## REQUIRED WORK
Reproduce the entries below with every "x-tick-label" changed to "x-tick-text" and nothing else altered. Leave the pictures out.
Start
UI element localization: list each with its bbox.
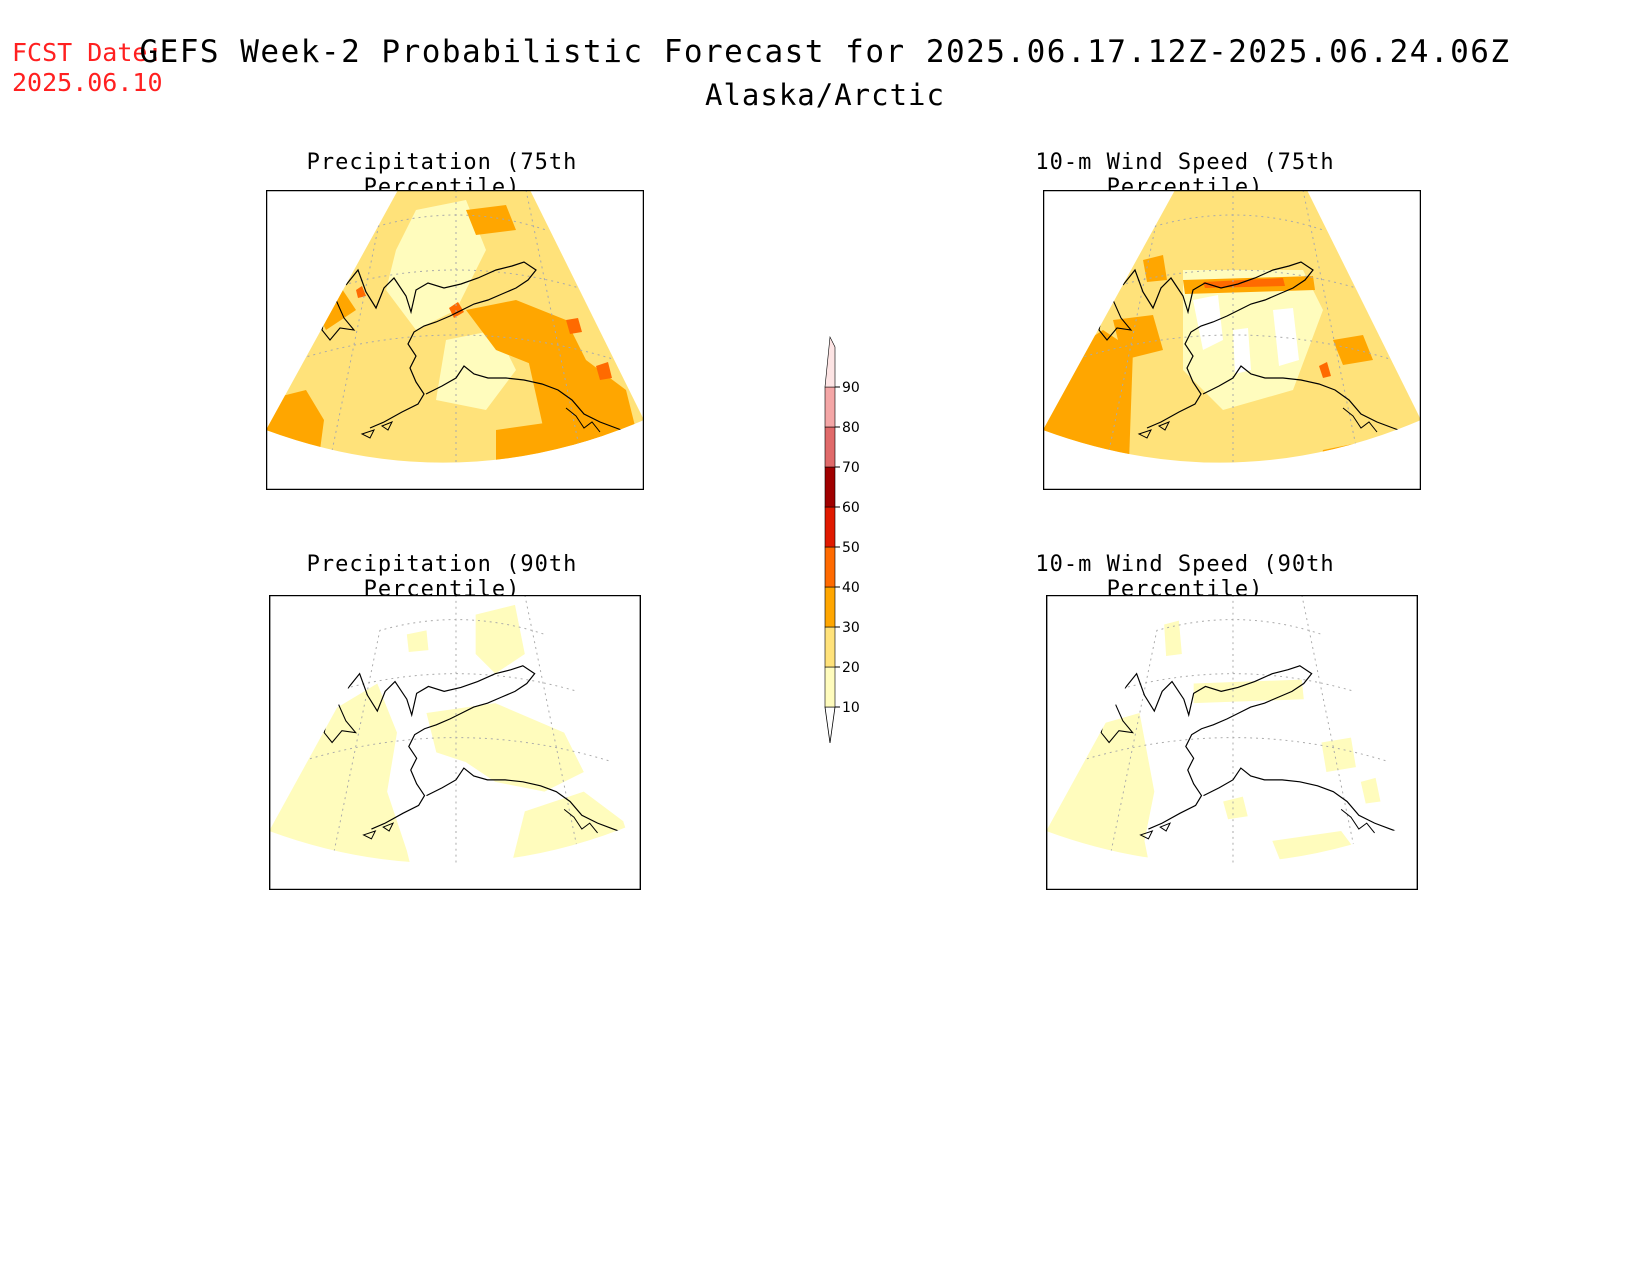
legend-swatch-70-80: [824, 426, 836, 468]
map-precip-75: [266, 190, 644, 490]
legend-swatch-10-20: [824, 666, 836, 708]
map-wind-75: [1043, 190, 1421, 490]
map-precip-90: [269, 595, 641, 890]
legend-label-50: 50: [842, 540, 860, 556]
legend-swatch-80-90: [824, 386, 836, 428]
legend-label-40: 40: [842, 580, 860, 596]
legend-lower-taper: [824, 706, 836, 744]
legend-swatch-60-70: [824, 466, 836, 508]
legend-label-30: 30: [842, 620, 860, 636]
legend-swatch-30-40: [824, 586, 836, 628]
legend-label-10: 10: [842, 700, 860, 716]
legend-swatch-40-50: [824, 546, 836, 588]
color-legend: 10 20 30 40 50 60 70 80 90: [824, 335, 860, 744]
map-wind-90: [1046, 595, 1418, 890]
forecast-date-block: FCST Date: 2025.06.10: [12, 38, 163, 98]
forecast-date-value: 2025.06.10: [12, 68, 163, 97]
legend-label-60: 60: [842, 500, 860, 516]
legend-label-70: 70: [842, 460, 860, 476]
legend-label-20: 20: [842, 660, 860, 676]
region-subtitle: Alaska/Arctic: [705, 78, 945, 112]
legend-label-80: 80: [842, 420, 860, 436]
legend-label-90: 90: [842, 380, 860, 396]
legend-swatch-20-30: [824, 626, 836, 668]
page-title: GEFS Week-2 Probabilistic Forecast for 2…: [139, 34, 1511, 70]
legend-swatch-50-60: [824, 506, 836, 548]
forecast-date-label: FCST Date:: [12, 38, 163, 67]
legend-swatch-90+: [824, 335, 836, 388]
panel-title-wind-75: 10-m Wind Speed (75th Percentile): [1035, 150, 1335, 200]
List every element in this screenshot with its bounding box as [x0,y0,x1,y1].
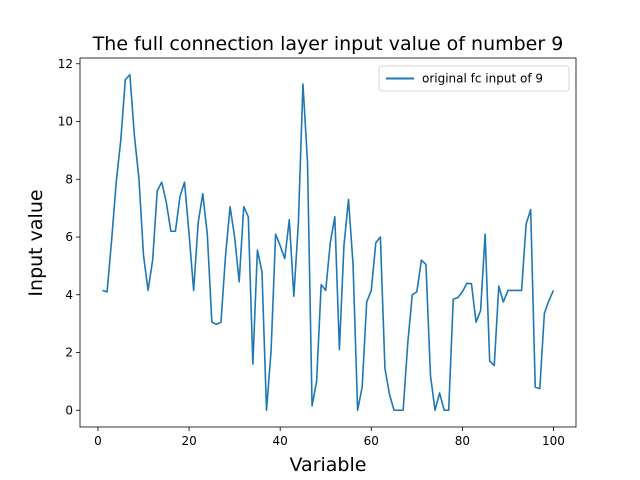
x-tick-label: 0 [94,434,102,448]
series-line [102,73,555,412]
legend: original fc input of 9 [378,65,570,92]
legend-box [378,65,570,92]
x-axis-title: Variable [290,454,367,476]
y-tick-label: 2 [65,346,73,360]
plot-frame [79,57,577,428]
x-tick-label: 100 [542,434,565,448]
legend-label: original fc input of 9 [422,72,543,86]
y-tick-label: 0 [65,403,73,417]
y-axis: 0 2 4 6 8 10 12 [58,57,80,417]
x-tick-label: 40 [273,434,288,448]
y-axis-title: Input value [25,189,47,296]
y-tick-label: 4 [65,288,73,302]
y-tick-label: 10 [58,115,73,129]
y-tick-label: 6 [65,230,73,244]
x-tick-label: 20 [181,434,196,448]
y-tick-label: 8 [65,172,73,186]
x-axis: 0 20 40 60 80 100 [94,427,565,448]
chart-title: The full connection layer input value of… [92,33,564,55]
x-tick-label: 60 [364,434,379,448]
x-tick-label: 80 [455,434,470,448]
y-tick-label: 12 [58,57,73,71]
End
## WRITTEN RESPONSE
UI element localization: list each with its bbox.
legend-swatch-70-80: [824, 426, 836, 468]
map-precip-75: [266, 190, 644, 490]
legend-swatch-10-20: [824, 666, 836, 708]
map-wind-75: [1043, 190, 1421, 490]
map-precip-90: [269, 595, 641, 890]
legend-label-50: 50: [842, 540, 860, 556]
legend-swatch-80-90: [824, 386, 836, 428]
legend-label-40: 40: [842, 580, 860, 596]
legend-lower-taper: [824, 706, 836, 744]
legend-swatch-60-70: [824, 466, 836, 508]
legend-label-30: 30: [842, 620, 860, 636]
legend-swatch-30-40: [824, 586, 836, 628]
legend-label-10: 10: [842, 700, 860, 716]
legend-swatch-40-50: [824, 546, 836, 588]
color-legend: 10 20 30 40 50 60 70 80 90: [824, 335, 860, 744]
map-wind-90: [1046, 595, 1418, 890]
forecast-date-block: FCST Date: 2025.06.10: [12, 38, 163, 98]
forecast-date-value: 2025.06.10: [12, 68, 163, 97]
legend-label-60: 60: [842, 500, 860, 516]
legend-label-70: 70: [842, 460, 860, 476]
legend-label-20: 20: [842, 660, 860, 676]
region-subtitle: Alaska/Arctic: [705, 78, 945, 112]
legend-label-80: 80: [842, 420, 860, 436]
legend-label-90: 90: [842, 380, 860, 396]
legend-swatch-20-30: [824, 626, 836, 668]
page-title: GEFS Week-2 Probabilistic Forecast for 2…: [139, 34, 1511, 70]
legend-swatch-50-60: [824, 506, 836, 548]
forecast-date-label: FCST Date:: [12, 38, 163, 67]
legend-swatch-90+: [824, 335, 836, 388]
panel-title-wind-75: 10-m Wind Speed (75th Percentile): [1035, 150, 1335, 200]
List every element in this screenshot with its bounding box as [x0,y0,x1,y1].
x-tick-text: 0 [94,434,102,448]
series-line [102,73,555,412]
legend: original fc input of 9 [378,65,570,92]
legend-box [378,65,570,92]
x-axis-title: Variable [290,454,367,476]
y-tick-label: 2 [65,346,73,360]
plot-frame [79,57,577,428]
x-tick-text: 100 [542,434,565,448]
legend-label: original fc input of 9 [422,72,543,86]
y-tick-label: 0 [65,403,73,417]
y-axis: 0 2 4 6 8 10 12 [58,57,80,417]
x-tick-text: 40 [273,434,288,448]
y-axis-title: Input value [25,189,47,296]
y-tick-label: 4 [65,288,73,302]
y-tick-label: 10 [58,115,73,129]
y-tick-label: 6 [65,230,73,244]
x-tick-text: 20 [181,434,196,448]
y-tick-label: 8 [65,172,73,186]
x-axis: 0 20 40 60 80 100 [94,427,565,448]
chart-title: The full connection layer input value of… [92,33,564,55]
x-tick-text: 60 [364,434,379,448]
x-tick-text: 80 [455,434,470,448]
y-tick-label: 12 [58,57,73,71]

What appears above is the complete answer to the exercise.